→ **Prompt**
What lines of the data hold the string "Discount"? Pull each one out.

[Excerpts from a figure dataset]
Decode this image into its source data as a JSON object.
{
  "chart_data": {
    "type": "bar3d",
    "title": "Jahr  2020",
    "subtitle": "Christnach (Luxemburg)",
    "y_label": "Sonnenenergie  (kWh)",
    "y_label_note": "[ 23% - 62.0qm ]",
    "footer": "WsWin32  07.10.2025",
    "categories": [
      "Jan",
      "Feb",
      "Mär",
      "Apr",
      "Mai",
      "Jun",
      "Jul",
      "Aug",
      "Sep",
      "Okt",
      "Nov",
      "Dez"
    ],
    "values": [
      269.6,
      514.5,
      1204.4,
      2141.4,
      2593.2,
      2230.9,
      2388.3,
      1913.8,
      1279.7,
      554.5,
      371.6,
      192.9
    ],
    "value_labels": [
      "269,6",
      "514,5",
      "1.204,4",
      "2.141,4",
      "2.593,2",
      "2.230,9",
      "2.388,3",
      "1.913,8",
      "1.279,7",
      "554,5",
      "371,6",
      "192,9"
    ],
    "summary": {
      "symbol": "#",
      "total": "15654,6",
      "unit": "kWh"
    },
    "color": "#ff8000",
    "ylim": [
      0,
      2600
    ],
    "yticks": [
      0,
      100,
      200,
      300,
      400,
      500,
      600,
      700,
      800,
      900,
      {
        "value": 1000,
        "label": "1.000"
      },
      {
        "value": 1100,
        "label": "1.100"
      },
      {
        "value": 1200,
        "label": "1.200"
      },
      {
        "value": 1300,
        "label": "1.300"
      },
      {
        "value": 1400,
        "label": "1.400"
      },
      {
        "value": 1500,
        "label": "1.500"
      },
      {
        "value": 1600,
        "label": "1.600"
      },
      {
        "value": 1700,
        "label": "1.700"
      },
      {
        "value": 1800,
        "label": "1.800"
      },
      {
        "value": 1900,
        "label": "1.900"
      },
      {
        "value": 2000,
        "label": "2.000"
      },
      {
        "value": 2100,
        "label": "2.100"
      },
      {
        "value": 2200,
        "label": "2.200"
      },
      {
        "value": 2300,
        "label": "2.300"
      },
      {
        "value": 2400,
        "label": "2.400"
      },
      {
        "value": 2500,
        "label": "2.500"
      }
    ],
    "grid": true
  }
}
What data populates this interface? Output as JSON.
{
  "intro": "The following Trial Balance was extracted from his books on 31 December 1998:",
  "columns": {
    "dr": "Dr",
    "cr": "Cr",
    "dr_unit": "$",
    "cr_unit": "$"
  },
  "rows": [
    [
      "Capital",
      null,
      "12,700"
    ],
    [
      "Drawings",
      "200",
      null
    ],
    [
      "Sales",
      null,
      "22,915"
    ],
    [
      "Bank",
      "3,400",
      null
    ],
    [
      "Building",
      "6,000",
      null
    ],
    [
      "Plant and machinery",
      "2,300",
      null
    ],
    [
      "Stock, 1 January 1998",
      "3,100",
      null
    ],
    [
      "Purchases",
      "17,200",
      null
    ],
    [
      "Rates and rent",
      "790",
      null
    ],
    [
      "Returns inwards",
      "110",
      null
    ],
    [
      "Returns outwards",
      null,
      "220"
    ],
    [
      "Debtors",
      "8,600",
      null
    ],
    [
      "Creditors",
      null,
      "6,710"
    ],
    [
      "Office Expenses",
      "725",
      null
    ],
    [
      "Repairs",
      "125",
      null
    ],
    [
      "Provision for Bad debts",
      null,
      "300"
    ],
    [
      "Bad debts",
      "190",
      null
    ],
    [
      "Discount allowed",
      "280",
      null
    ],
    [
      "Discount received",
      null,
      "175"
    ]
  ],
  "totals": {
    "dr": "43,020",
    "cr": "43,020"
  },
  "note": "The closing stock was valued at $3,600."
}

→ **Solution to this task**
      "Discount allowed",
      "Discount received",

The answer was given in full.